-- WHAT IS REQUIRED --
Examine each line of the data. Copy those that contain the string "Nouveau".

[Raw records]
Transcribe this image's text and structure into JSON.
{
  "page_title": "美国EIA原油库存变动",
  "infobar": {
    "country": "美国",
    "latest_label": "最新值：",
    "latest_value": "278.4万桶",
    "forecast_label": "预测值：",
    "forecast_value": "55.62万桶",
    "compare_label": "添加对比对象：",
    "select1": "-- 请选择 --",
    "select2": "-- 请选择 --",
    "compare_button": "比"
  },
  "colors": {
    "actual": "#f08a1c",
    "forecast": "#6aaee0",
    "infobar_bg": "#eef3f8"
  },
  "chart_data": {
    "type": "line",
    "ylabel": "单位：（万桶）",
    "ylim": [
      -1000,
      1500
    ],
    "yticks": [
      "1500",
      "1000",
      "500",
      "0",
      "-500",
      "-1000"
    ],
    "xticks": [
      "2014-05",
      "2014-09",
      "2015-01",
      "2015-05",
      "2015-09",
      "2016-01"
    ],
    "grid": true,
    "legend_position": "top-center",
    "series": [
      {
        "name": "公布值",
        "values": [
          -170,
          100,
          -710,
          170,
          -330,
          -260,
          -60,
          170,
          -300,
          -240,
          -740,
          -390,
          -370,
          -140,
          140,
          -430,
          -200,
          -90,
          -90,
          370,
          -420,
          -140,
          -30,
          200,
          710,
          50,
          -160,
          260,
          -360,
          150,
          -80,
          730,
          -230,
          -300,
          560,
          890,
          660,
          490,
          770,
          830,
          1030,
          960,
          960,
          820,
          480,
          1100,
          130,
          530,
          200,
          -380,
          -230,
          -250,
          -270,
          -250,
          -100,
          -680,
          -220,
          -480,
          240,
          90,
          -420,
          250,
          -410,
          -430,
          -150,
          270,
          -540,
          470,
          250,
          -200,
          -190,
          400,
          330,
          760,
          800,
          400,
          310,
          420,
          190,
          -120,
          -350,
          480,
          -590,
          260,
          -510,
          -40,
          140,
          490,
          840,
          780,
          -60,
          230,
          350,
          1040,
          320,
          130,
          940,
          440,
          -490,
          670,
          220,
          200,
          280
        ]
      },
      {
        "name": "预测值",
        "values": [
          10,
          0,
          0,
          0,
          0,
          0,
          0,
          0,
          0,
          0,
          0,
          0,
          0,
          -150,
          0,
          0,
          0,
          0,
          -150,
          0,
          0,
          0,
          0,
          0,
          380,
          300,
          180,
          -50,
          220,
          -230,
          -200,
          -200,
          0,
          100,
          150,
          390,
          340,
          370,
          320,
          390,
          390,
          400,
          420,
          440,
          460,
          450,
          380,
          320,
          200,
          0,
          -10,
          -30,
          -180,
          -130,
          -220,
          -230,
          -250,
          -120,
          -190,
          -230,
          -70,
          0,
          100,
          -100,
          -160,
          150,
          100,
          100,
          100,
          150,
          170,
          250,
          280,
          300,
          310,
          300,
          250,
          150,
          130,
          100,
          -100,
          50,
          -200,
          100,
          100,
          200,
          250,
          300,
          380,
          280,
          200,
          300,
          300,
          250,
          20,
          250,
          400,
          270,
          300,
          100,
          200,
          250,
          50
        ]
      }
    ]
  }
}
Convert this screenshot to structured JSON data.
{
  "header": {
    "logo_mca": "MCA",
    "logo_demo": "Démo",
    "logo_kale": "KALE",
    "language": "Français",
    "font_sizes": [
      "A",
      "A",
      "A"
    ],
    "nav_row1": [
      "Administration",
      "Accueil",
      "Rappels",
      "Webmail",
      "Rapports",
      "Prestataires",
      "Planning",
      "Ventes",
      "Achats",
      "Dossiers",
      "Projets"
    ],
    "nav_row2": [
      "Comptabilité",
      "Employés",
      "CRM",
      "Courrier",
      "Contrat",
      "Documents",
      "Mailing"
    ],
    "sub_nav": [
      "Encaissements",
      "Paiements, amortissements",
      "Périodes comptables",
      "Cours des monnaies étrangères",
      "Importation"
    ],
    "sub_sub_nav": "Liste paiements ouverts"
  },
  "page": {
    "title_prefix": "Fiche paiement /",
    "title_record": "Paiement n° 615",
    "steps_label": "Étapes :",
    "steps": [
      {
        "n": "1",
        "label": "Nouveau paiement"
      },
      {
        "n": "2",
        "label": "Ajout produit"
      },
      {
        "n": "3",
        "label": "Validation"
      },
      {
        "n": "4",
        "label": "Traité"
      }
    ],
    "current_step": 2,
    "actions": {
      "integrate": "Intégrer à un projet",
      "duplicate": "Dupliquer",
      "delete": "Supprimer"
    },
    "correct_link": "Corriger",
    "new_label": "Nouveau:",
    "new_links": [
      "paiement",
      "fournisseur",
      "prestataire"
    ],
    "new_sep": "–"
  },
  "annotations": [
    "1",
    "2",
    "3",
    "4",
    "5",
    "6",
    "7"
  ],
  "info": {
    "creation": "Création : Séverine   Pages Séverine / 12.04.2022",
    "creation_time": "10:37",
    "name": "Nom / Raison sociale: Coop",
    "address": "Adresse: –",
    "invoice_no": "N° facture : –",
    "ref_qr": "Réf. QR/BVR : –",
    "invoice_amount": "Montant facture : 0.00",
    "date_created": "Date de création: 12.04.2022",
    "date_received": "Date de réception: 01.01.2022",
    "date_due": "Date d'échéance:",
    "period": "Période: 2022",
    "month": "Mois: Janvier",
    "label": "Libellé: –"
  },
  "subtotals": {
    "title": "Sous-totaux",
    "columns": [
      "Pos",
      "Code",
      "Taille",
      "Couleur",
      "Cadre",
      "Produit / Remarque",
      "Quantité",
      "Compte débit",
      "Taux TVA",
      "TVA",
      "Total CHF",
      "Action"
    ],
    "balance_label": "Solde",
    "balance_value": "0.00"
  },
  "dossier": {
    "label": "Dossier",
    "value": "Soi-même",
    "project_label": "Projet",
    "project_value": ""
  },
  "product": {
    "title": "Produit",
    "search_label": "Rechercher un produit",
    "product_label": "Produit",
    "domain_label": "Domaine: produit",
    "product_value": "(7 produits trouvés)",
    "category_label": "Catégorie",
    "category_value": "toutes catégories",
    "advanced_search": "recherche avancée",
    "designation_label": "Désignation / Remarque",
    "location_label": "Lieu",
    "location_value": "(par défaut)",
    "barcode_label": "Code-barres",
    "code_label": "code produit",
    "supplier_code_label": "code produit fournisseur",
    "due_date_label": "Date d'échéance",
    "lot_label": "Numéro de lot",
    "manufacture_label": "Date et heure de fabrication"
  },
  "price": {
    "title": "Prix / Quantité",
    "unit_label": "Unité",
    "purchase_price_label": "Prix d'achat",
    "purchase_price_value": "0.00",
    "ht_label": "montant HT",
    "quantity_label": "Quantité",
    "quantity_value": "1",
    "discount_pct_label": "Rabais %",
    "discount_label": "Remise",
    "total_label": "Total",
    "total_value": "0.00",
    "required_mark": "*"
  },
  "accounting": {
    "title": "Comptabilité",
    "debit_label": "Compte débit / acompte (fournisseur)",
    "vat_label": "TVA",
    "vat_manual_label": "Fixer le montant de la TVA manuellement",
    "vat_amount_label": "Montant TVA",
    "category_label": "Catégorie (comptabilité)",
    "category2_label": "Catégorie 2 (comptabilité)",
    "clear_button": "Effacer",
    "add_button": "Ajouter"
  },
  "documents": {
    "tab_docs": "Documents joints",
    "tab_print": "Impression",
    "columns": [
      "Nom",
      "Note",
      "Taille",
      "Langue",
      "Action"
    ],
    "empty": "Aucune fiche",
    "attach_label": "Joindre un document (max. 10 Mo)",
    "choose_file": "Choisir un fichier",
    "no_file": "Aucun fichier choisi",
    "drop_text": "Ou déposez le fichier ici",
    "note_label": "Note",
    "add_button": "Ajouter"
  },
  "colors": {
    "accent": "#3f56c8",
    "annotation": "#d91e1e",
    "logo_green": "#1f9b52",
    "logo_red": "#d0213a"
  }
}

-- SOLUTION --
        "label": "Nouveau paiement"
    "new_label": "Nouveau:",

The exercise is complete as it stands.